Collected data entries:
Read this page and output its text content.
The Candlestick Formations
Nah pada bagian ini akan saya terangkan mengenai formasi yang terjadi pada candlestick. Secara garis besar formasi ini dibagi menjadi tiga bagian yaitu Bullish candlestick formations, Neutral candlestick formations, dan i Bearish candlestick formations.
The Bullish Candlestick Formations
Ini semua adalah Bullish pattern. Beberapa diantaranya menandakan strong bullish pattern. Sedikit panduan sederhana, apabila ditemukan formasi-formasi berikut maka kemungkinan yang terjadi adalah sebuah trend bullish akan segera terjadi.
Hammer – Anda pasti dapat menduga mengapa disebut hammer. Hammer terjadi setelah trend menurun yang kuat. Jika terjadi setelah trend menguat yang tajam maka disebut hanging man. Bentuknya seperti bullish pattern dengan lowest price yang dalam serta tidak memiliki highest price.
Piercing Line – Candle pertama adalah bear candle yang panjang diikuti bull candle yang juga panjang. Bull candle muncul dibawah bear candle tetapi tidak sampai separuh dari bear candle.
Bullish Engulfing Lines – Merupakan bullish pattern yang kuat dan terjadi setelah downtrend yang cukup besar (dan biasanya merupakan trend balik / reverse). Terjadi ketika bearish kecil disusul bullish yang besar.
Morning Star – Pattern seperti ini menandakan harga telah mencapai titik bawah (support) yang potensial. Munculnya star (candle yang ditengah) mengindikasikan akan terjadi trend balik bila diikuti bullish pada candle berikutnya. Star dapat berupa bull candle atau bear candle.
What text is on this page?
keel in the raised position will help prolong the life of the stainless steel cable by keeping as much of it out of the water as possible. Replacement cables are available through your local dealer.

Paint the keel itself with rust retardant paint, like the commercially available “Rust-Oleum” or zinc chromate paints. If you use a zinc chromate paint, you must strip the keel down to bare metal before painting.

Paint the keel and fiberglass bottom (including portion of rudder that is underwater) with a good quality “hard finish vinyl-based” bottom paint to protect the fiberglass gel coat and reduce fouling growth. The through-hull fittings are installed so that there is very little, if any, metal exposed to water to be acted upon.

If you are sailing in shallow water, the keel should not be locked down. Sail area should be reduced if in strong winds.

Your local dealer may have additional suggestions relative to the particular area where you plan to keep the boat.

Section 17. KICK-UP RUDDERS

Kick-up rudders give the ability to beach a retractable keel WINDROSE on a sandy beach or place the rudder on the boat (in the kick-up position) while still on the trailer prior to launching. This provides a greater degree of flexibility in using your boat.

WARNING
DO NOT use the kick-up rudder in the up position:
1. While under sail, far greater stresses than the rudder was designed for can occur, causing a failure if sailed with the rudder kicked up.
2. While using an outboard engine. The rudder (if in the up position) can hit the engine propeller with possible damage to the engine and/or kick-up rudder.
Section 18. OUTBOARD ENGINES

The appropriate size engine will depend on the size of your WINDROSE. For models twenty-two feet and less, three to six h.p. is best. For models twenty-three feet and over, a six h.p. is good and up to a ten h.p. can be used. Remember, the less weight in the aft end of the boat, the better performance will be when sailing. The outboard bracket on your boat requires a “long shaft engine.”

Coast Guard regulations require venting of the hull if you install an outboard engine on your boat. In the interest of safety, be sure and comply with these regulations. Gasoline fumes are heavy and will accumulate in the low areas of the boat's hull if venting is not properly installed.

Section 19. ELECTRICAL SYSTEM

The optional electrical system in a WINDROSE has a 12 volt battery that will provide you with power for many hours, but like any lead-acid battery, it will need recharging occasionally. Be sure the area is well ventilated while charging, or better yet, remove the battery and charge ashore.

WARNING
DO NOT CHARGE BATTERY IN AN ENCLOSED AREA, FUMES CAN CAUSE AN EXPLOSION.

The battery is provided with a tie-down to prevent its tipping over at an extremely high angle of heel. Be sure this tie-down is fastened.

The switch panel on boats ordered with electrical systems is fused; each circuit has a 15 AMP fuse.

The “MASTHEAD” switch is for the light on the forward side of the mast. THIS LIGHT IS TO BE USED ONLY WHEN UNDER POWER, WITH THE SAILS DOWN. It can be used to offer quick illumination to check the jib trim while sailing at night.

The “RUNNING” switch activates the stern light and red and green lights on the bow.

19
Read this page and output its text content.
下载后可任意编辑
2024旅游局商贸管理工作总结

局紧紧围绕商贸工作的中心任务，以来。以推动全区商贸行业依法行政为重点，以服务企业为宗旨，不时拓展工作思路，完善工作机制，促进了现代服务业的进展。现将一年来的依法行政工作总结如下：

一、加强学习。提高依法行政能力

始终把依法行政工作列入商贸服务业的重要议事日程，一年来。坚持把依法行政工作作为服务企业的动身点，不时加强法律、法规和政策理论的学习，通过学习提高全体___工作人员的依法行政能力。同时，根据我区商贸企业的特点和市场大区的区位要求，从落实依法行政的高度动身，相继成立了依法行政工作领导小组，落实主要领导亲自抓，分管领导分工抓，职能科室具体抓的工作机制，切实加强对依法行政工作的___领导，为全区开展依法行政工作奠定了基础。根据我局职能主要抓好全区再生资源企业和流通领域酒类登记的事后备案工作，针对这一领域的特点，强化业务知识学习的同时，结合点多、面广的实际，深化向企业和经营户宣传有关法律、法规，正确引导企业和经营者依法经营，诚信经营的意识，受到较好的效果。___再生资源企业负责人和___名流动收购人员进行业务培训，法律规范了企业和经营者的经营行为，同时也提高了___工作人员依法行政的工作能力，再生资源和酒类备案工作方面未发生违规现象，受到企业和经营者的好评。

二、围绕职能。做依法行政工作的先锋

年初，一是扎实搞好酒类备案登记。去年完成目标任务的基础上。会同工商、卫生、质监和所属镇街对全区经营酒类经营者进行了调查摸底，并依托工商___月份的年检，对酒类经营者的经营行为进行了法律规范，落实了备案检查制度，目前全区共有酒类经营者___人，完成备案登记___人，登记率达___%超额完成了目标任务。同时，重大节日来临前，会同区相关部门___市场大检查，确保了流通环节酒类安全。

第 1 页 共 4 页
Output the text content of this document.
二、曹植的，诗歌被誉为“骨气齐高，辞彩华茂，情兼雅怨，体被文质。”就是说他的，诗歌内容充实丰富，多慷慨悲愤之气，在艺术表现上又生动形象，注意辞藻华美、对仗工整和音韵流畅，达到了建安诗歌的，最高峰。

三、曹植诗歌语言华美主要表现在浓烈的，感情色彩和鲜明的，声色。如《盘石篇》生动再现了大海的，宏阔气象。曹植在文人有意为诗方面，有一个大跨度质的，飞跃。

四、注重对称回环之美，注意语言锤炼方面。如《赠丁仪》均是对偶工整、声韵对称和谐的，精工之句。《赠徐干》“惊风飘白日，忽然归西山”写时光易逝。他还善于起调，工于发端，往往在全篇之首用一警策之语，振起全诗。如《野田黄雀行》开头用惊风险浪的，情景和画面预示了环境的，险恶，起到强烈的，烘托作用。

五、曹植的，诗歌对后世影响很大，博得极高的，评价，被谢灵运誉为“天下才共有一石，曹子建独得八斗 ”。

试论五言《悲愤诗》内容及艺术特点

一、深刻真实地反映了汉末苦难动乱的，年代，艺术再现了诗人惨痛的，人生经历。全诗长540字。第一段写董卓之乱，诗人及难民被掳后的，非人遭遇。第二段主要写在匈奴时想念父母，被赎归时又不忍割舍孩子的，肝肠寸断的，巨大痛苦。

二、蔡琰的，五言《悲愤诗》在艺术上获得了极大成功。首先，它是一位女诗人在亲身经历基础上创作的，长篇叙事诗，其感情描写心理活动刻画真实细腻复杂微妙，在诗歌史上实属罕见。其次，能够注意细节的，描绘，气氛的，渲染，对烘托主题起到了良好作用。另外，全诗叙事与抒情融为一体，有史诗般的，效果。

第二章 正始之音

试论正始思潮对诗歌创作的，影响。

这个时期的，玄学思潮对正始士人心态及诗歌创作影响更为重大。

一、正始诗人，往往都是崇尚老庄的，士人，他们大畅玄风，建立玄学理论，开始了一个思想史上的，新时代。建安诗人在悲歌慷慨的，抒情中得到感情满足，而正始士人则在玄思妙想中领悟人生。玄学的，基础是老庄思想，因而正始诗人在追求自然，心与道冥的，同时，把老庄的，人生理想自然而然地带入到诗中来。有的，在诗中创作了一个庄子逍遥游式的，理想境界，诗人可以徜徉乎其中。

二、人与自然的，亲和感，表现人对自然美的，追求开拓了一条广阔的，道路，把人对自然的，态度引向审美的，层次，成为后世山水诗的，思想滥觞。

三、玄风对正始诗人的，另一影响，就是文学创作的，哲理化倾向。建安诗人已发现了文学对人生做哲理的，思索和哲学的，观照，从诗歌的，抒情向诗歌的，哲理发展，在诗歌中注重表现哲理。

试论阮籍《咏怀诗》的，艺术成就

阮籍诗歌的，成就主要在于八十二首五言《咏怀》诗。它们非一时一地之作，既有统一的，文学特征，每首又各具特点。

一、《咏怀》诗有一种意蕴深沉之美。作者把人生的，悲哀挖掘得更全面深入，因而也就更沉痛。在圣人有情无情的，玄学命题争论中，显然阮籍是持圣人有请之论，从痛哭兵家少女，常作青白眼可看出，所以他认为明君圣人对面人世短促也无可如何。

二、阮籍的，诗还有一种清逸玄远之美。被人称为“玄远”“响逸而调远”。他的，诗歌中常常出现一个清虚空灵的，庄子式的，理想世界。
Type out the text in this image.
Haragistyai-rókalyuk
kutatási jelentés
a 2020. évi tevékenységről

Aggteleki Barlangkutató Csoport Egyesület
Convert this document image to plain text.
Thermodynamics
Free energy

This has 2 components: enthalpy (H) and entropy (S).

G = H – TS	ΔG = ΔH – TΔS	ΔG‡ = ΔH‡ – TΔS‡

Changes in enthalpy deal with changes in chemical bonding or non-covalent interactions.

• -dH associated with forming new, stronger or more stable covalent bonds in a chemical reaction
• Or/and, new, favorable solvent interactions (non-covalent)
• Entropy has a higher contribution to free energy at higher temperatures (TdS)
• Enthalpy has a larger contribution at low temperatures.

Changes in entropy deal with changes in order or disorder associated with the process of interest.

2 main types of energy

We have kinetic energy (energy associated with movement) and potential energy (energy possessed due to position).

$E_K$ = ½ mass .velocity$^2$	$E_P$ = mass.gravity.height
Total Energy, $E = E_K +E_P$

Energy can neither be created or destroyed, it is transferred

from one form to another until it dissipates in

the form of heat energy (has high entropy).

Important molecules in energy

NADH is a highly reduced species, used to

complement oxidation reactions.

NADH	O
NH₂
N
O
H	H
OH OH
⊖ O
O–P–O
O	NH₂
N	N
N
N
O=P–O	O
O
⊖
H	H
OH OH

### GIVEN EXERCISE
Locate the word "pada" in the entries, and copy every line where it is found.

### EXERCISE SOLUTION
Nah pada bagian ini akan saya terangkan mengenai formasi yang terjadi pada candlestick. Secara garis besar formasi ini dibagi menjadi tiga bagian yaitu Bullish candlestick formations, Neutral candlestick formations, dan i Bearish candlestick formations.
Morning Star – Pattern seperti ini menandakan harga telah mencapai titik bawah (support) yang potensial. Munculnya star (candle yang ditengah) mengindikasikan akan terjadi trend balik bila diikuti bullish pada candle berikutnya. Star dapat berupa bull candle atau bear candle.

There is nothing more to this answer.